**SET EXERCISE:** Pick out each line below containing "JSON".

Records from a collection:
====
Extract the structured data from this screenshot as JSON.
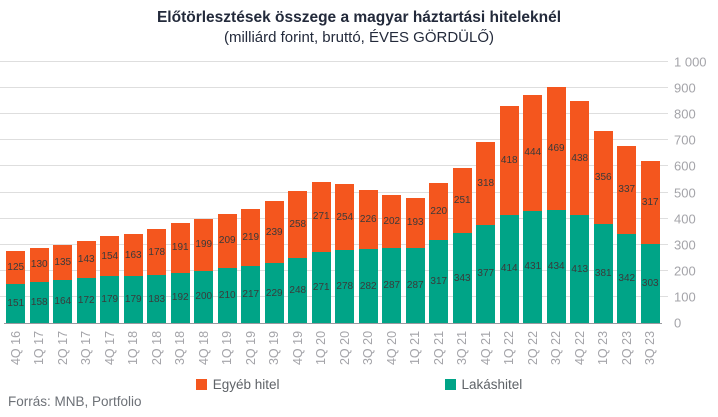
{
  "chart_data": {
    "type": "bar",
    "stacked": true,
    "title": "Előtörlesztések összege a magyar háztartási hiteleknél",
    "subtitle": "(milliárd forint, bruttó, ÉVES GÖRDÜLŐ)",
    "source": "Forrás: MNB, Portfolio",
    "categories": [
      "4Q 16",
      "1Q 17",
      "2Q 17",
      "3Q 17",
      "4Q 17",
      "1Q 18",
      "2Q 18",
      "3Q 18",
      "4Q 18",
      "1Q 19",
      "2Q 19",
      "3Q 19",
      "4Q 19",
      "1Q 20",
      "2Q 20",
      "3Q 20",
      "4Q 20",
      "1Q 21",
      "2Q 21",
      "3Q 21",
      "4Q 21",
      "1Q 22",
      "2Q 22",
      "3Q 22",
      "4Q 22",
      "1Q 23",
      "2Q 23",
      "3Q 23"
    ],
    "series": [
      {
        "name": "Lakáshitel",
        "color": "#00a487",
        "values": [
          151,
          158,
          164,
          172,
          179,
          179,
          183,
          192,
          200,
          210,
          217,
          229,
          248,
          271,
          278,
          282,
          287,
          287,
          317,
          343,
          377,
          414,
          431,
          434,
          413,
          381,
          342,
          303
        ]
      },
      {
        "name": "Egyéb hitel",
        "color": "#f4561e",
        "values": [
          125,
          130,
          135,
          143,
          154,
          163,
          178,
          191,
          199,
          209,
          219,
          239,
          258,
          271,
          254,
          226,
          202,
          193,
          220,
          251,
          318,
          418,
          444,
          469,
          438,
          356,
          337,
          317
        ]
      }
    ],
    "legend_entries": [
      "Egyéb hitel",
      "Lakáshitel"
    ],
    "legend_position": "bottom",
    "ylim": [
      0,
      1000
    ],
    "ytick_step": 100,
    "ytick_labels": [
      "0",
      "100",
      "200",
      "300",
      "400",
      "500",
      "600",
      "700",
      "800",
      "900",
      "1 000"
    ],
    "grid": true,
    "colors": {
      "egyeb_hitel": "#f4561e",
      "lakashitel": "#00a487",
      "title_text": "#232a3b",
      "axis_text": "#a4a4a9",
      "bar_label_text": "#3a3a3a",
      "gridline": "#dedede"
    }
  }
}
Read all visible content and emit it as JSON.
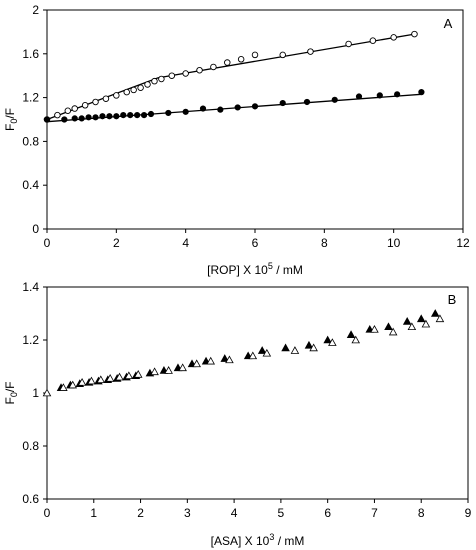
{
  "chart_data": [
    {
      "type": "scatter",
      "panel_label": "A",
      "xlabel": "[ROP] X 10",
      "xlabel_sup": "5",
      "xlabel_unit": " / mM",
      "ylabel": "F",
      "ylabel_sub": "0",
      "ylabel_tail": "/F",
      "xlim": [
        0,
        12
      ],
      "ylim": [
        0,
        2
      ],
      "x_ticks": [
        "0",
        "2",
        "4",
        "6",
        "8",
        "10",
        "12"
      ],
      "y_ticks": [
        "0",
        "0.4",
        "0.8",
        "1.2",
        "1.6",
        "2"
      ],
      "grid": false,
      "series": [
        {
          "marker": "open-circle",
          "points": [
            [
              0,
              1.0
            ],
            [
              0.3,
              1.04
            ],
            [
              0.6,
              1.08
            ],
            [
              0.8,
              1.1
            ],
            [
              1.1,
              1.13
            ],
            [
              1.4,
              1.16
            ],
            [
              1.7,
              1.19
            ],
            [
              2.0,
              1.22
            ],
            [
              2.3,
              1.25
            ],
            [
              2.5,
              1.27
            ],
            [
              2.7,
              1.29
            ],
            [
              2.9,
              1.32
            ],
            [
              3.1,
              1.35
            ],
            [
              3.3,
              1.37
            ],
            [
              3.6,
              1.4
            ],
            [
              4.0,
              1.42
            ],
            [
              4.4,
              1.45
            ],
            [
              4.8,
              1.48
            ],
            [
              5.2,
              1.52
            ],
            [
              5.6,
              1.55
            ],
            [
              6.0,
              1.59
            ],
            [
              6.8,
              1.59
            ],
            [
              7.6,
              1.62
            ],
            [
              8.7,
              1.69
            ],
            [
              9.4,
              1.72
            ],
            [
              10.0,
              1.75
            ],
            [
              10.6,
              1.78
            ]
          ],
          "fit_line": [
            [
              0,
              1.0
            ],
            [
              3.2,
              1.38
            ],
            [
              10.6,
              1.78
            ]
          ]
        },
        {
          "marker": "filled-circle",
          "points": [
            [
              0,
              1.0
            ],
            [
              0.5,
              1.0
            ],
            [
              0.8,
              1.01
            ],
            [
              1.0,
              1.01
            ],
            [
              1.2,
              1.02
            ],
            [
              1.4,
              1.02
            ],
            [
              1.6,
              1.03
            ],
            [
              1.8,
              1.03
            ],
            [
              2.0,
              1.03
            ],
            [
              2.2,
              1.04
            ],
            [
              2.4,
              1.04
            ],
            [
              2.6,
              1.04
            ],
            [
              2.8,
              1.04
            ],
            [
              3.0,
              1.05
            ],
            [
              3.5,
              1.06
            ],
            [
              4.0,
              1.07
            ],
            [
              4.5,
              1.1
            ],
            [
              5.0,
              1.09
            ],
            [
              5.5,
              1.11
            ],
            [
              6.0,
              1.12
            ],
            [
              6.8,
              1.15
            ],
            [
              7.5,
              1.16
            ],
            [
              8.3,
              1.18
            ],
            [
              9.0,
              1.21
            ],
            [
              9.6,
              1.22
            ],
            [
              10.1,
              1.23
            ],
            [
              10.8,
              1.25
            ]
          ],
          "fit_line": [
            [
              0,
              0.98
            ],
            [
              10.8,
              1.23
            ]
          ]
        }
      ]
    },
    {
      "type": "scatter",
      "panel_label": "B",
      "xlabel": "[ASA] X 10",
      "xlabel_sup": "3",
      "xlabel_unit": " / mM",
      "ylabel": "F",
      "ylabel_sub": "0",
      "ylabel_tail": "/F",
      "xlim": [
        0,
        9
      ],
      "ylim": [
        0.6,
        1.4
      ],
      "x_ticks": [
        "0",
        "1",
        "2",
        "3",
        "4",
        "5",
        "6",
        "7",
        "8",
        "9"
      ],
      "y_ticks": [
        "0.6",
        "0.8",
        "1",
        "1.2",
        "1.4"
      ],
      "grid": false,
      "series": [
        {
          "marker": "filled-triangle",
          "points": [
            [
              0.3,
              1.02
            ],
            [
              0.5,
              1.03
            ],
            [
              0.7,
              1.035
            ],
            [
              0.9,
              1.04
            ],
            [
              1.1,
              1.045
            ],
            [
              1.3,
              1.05
            ],
            [
              1.5,
              1.055
            ],
            [
              1.7,
              1.06
            ],
            [
              1.9,
              1.065
            ],
            [
              2.2,
              1.075
            ],
            [
              2.5,
              1.085
            ],
            [
              2.8,
              1.095
            ],
            [
              3.1,
              1.11
            ],
            [
              3.4,
              1.12
            ],
            [
              3.8,
              1.13
            ],
            [
              4.3,
              1.14
            ],
            [
              4.6,
              1.16
            ],
            [
              5.1,
              1.17
            ],
            [
              5.6,
              1.18
            ],
            [
              6.0,
              1.2
            ],
            [
              6.5,
              1.22
            ],
            [
              6.9,
              1.24
            ],
            [
              7.3,
              1.25
            ],
            [
              7.7,
              1.27
            ],
            [
              8.0,
              1.28
            ],
            [
              8.3,
              1.3
            ]
          ]
        },
        {
          "marker": "open-triangle",
          "points": [
            [
              0,
              1.0
            ],
            [
              0.35,
              1.02
            ],
            [
              0.55,
              1.03
            ],
            [
              0.75,
              1.04
            ],
            [
              0.95,
              1.045
            ],
            [
              1.15,
              1.05
            ],
            [
              1.35,
              1.055
            ],
            [
              1.55,
              1.06
            ],
            [
              1.75,
              1.065
            ],
            [
              1.95,
              1.07
            ],
            [
              2.3,
              1.08
            ],
            [
              2.6,
              1.085
            ],
            [
              2.9,
              1.095
            ],
            [
              3.2,
              1.11
            ],
            [
              3.5,
              1.12
            ],
            [
              3.9,
              1.125
            ],
            [
              4.4,
              1.14
            ],
            [
              4.7,
              1.15
            ],
            [
              5.3,
              1.16
            ],
            [
              5.7,
              1.17
            ],
            [
              6.1,
              1.19
            ],
            [
              6.6,
              1.2
            ],
            [
              7.0,
              1.24
            ],
            [
              7.4,
              1.23
            ],
            [
              7.8,
              1.25
            ],
            [
              8.1,
              1.26
            ],
            [
              8.4,
              1.28
            ]
          ]
        }
      ]
    }
  ]
}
====
**FINISHED EXERCISE:**
Extract the structured data from this screenshot as JSON.
Read all visible content and emit it as JSON.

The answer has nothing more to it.